## [Written exercise]
Gather the lines from the material that contain "color".

## begin

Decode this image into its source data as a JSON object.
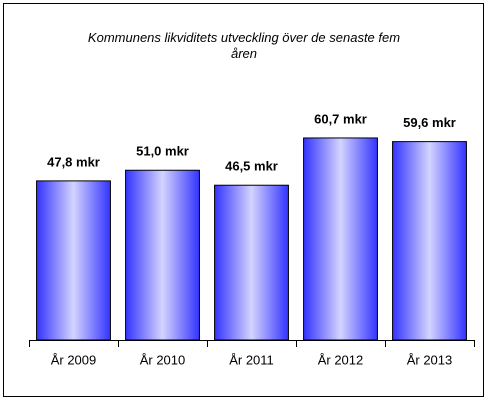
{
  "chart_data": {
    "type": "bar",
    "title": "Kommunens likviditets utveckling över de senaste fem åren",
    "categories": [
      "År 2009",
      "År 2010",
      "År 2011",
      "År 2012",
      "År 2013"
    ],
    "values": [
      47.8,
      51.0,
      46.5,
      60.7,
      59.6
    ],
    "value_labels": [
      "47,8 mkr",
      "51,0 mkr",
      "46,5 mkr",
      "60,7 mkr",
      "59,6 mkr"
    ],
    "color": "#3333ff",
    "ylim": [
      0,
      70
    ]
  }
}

## end
## begin

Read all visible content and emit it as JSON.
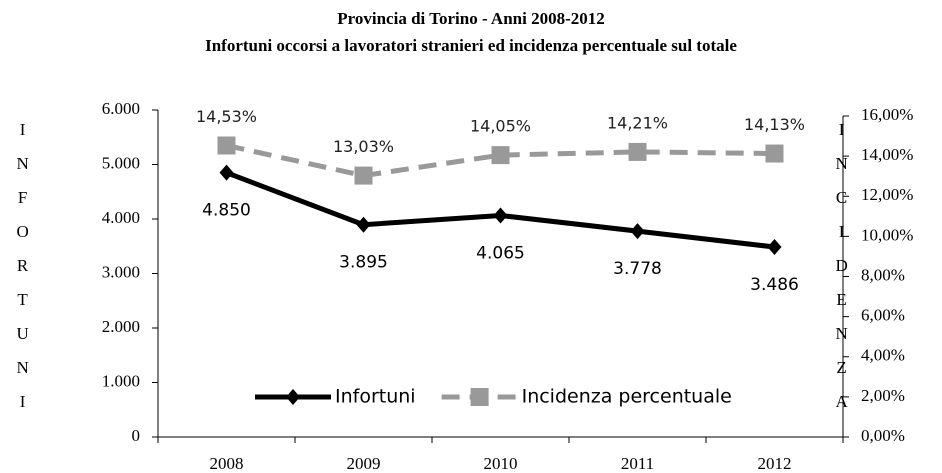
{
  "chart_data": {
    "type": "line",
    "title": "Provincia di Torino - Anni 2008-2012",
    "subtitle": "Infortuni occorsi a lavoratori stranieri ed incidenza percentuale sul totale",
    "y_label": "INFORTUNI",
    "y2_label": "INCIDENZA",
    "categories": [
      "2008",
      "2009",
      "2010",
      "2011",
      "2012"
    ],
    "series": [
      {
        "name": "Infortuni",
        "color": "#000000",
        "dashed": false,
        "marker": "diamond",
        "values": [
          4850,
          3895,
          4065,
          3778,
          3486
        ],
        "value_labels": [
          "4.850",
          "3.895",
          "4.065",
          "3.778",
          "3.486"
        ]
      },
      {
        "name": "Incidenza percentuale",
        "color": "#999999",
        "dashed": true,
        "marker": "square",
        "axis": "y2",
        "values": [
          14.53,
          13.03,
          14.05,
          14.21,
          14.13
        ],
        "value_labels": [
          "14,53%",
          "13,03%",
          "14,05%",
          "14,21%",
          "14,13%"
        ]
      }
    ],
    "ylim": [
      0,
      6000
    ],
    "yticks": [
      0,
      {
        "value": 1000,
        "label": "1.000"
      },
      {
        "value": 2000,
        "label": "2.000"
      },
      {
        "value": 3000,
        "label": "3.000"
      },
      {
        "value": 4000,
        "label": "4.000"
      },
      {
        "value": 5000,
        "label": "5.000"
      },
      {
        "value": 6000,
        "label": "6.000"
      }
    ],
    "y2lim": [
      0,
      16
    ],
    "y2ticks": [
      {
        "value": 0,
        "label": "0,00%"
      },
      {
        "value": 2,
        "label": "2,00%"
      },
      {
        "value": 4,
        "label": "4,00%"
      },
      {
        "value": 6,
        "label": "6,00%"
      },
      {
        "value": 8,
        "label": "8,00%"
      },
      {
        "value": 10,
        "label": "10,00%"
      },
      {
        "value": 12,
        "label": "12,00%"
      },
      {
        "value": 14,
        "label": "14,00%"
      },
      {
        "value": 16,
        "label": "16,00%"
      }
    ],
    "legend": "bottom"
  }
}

## end

## [Output of the task]
    "color": "#3333ff",
        "color": "#000000",
        "color": "#999999",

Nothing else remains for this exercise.